• [Tarea] Explica, en una a tres oraciones, por qué el fragmento aportado sostiene que los criterios surgidos de la estricta racionalidad son comunes a todos los hombres en cualquier lugar.

• [Fragmento aportado]
____________________

     De este modo, frente a una infinita variedad de cuestiones, problemas y necesidades a resolver por el orden político y a la hora de plantear las prioridades selectivas de nuestra acción, deberemos elegir con prudencia e inspirados en una actitud ética, los tópicos políticos y su grado de importancia en el esquema general.

     Leo Strauss escribe una reflexión importante en este sentido: “Toda acción política está encaminada a la conservación o al cambio. Cuando deseamos conservar tratamos de evitar el cambio hacia lo peor, cuando deseamos cambiar, tratamos de actualizar algo mejor. Toda acción política, pues, está dirigida por nuestro pensamiento sobre lo mejor y lo peor. Un pensamiento sobre lo mejor y lo peor implica no obstante, el pensamiento sobre el bien”.

     El mismo Polo señala en Presente y futuro del hombre, que la convivencia humana es un problema ético: “Según sea nuestra valoración de las cosas tomaremos decisiones, dentro de alternativas, y según esas decisiones funcionarán la economía, la salud, la manera de construir edificios, etc. todo el régimen funcional de una sociedad depende en definitiva del carácter ético de las decisiones. Uno no se puede quitar la ética de encima de ninguna manera, precisamente porque existen alternativas”.

     Ahora bien: el sentido común se apoya en este sustrato de racionalidad pero no se agota en él. Me explico: los criterios que pueden surgir de la estricta racionalidad son comunes a todos los hombres en cualquier lugar y se identifican con los contenidos mínimos que establecen, por ejemplo, los criterios liberales. Esto porque el pensamiento liberal -por nombrar sólo un tipo de pensamiento moderno- trabaja con el concepto de individuo, que según vimos es una noción abstracta de vocación universal; es decir con intención de ser aplicable a cualquier ser humano más allá de las circunstancias que afecte a él y a su comunidad. Racionalidad entonces se identifica más bien con la razonabilidad.

     El sentido común, por el contrario, surge de un proyecto político concreto que tiene por fin el bien común. Desde una realidad dada y hacia un fin común cuya bondad ha sido garantizada por un correcto debate político, todos los ciudadanos están en condiciones de descubrir “el sentido” hacia donde hay que encaminarse (la educación por supuesto es la herramienta fundamental para que se produzca este proceso de identificación de los ciudadanos con el proyecto).
____________________
• [Material aportado]
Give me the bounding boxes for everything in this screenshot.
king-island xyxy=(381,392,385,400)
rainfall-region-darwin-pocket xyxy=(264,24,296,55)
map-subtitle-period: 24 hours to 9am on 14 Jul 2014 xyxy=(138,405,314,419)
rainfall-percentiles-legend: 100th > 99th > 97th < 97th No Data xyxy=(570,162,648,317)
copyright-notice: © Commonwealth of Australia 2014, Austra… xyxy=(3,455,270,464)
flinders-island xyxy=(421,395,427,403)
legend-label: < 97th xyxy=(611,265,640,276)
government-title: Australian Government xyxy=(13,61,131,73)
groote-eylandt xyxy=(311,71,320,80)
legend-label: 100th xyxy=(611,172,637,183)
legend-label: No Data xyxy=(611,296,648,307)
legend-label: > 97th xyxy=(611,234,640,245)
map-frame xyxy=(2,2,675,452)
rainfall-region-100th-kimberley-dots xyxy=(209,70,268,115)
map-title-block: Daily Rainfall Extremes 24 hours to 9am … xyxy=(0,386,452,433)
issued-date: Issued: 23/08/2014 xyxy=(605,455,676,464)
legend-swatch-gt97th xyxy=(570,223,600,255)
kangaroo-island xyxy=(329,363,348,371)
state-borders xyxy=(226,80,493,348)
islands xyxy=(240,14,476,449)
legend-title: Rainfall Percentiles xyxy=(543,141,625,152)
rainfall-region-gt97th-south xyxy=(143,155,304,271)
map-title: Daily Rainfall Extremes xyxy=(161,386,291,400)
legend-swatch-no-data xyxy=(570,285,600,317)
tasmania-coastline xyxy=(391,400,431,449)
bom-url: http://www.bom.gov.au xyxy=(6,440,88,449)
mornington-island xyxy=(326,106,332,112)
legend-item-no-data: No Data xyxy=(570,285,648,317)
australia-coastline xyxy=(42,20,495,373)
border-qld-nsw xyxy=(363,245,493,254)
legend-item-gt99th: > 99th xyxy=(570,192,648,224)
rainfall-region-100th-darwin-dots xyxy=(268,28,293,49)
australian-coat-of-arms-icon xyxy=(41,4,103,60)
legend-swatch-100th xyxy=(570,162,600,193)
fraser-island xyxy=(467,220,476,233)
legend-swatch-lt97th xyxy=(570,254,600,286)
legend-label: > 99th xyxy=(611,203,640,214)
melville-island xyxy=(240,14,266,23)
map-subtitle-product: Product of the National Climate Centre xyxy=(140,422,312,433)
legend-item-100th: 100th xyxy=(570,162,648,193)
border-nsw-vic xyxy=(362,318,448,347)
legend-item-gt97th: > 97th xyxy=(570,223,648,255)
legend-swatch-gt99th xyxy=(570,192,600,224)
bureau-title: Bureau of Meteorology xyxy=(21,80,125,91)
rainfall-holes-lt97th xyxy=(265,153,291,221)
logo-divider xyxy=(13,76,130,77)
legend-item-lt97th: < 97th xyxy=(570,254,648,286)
____________________
• [Respuesta] Según el fragmento, el pensamiento liberal, como ejemplo de pensamiento moderno, trabaja con el concepto de individuo. Esa es una noción abstracta de vocación universal, es decir, con intención de ser aplicable a cualquier ser humano más allá de las circunstancias que lo afecten a él y a su comunidad.